▸ Set exercise
Give the number of lines in the data that hold the string "true". Nothing else is needed.

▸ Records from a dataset

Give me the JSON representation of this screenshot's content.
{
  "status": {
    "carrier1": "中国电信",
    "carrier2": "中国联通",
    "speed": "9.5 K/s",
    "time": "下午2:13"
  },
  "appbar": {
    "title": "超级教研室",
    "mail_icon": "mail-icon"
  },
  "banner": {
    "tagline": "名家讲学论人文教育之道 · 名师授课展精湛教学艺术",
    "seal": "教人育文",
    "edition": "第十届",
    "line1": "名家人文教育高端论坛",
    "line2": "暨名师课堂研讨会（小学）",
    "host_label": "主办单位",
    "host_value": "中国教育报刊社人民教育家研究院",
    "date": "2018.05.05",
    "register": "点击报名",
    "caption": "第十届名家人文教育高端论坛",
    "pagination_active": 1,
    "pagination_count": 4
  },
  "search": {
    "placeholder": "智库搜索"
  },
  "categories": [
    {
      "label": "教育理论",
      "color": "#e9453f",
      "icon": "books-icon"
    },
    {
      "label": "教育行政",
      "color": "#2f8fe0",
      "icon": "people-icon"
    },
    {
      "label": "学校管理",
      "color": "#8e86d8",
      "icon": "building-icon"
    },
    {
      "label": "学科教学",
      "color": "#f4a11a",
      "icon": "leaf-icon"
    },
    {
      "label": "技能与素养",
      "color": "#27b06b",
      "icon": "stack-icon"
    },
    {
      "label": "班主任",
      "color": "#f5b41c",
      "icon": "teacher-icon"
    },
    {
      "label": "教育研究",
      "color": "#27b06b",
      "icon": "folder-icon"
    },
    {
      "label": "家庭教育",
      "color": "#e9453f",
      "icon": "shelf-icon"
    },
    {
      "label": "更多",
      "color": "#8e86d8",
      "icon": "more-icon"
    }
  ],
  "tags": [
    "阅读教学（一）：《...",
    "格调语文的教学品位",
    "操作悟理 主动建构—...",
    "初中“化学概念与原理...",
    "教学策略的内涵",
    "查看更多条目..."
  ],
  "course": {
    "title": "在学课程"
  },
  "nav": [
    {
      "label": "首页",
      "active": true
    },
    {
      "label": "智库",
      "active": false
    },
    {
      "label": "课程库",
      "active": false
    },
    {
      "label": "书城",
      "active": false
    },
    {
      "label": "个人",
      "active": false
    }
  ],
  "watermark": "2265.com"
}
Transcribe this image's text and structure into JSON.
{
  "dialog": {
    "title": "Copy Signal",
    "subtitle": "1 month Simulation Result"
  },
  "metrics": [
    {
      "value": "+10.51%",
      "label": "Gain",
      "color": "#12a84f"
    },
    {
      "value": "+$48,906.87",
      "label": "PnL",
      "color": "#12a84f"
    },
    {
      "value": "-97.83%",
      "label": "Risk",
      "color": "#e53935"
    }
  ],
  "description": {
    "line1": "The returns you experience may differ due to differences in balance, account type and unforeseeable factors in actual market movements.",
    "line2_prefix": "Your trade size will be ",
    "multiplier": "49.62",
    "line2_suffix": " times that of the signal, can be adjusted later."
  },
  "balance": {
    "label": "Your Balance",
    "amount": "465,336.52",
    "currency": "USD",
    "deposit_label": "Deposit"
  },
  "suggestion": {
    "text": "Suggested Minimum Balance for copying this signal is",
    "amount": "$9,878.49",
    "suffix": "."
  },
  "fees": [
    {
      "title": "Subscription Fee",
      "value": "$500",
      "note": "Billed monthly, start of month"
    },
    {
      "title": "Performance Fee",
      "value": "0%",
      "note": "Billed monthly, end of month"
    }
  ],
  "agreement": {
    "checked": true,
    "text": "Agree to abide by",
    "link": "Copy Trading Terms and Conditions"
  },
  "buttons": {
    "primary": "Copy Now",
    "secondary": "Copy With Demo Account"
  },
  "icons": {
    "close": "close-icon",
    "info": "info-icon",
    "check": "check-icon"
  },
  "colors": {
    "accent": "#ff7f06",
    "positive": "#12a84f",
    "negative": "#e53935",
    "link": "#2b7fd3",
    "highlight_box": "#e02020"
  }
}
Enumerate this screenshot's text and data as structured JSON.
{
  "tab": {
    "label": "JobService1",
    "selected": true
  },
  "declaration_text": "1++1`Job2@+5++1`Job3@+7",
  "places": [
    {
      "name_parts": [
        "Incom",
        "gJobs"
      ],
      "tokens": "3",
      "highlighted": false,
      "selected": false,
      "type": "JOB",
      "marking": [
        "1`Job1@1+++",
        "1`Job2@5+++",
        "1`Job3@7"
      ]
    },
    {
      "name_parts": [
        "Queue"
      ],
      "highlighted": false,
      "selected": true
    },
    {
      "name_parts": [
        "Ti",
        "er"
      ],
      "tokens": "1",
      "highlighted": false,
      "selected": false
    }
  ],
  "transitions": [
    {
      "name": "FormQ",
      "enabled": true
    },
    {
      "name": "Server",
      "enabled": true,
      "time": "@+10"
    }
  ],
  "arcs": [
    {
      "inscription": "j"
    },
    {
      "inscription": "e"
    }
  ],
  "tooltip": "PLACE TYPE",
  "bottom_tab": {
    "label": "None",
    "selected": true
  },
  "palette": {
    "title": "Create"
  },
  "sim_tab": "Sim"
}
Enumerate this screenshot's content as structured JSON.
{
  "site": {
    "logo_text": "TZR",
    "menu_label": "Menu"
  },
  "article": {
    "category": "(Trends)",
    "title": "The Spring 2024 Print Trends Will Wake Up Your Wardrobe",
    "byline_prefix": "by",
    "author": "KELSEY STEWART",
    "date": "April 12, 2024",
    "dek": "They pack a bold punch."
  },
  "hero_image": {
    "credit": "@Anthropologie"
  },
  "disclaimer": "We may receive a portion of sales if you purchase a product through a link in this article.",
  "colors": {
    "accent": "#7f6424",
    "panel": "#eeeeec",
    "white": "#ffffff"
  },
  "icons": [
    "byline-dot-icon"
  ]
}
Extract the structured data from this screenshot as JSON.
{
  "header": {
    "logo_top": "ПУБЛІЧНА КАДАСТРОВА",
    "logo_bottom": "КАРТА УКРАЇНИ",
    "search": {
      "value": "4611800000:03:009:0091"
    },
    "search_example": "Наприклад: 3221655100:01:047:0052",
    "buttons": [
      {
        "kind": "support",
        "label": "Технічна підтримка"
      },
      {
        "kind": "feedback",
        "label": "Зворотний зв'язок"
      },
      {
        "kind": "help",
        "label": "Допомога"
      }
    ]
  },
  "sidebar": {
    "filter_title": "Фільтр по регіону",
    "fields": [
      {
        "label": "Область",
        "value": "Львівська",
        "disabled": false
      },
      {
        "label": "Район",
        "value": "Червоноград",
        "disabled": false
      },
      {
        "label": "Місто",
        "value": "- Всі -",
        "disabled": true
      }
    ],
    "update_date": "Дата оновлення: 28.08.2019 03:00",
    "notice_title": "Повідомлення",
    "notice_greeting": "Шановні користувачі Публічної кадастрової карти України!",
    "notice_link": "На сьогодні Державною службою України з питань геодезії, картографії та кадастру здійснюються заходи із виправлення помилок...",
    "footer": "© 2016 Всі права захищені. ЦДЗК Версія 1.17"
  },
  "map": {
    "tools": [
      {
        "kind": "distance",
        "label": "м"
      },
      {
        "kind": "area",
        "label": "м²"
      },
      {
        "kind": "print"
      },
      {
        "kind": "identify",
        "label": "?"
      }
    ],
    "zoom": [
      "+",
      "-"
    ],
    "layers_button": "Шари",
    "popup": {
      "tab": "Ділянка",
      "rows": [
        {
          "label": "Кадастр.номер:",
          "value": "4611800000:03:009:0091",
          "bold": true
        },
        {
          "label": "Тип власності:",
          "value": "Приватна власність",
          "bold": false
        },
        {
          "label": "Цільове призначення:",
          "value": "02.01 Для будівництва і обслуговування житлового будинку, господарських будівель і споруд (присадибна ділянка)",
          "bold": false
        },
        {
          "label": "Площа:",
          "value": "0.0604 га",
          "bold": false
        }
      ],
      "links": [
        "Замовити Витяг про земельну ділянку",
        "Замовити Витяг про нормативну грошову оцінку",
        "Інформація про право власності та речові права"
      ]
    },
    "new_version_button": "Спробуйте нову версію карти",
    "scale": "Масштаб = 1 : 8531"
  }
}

▸ Result of this task
9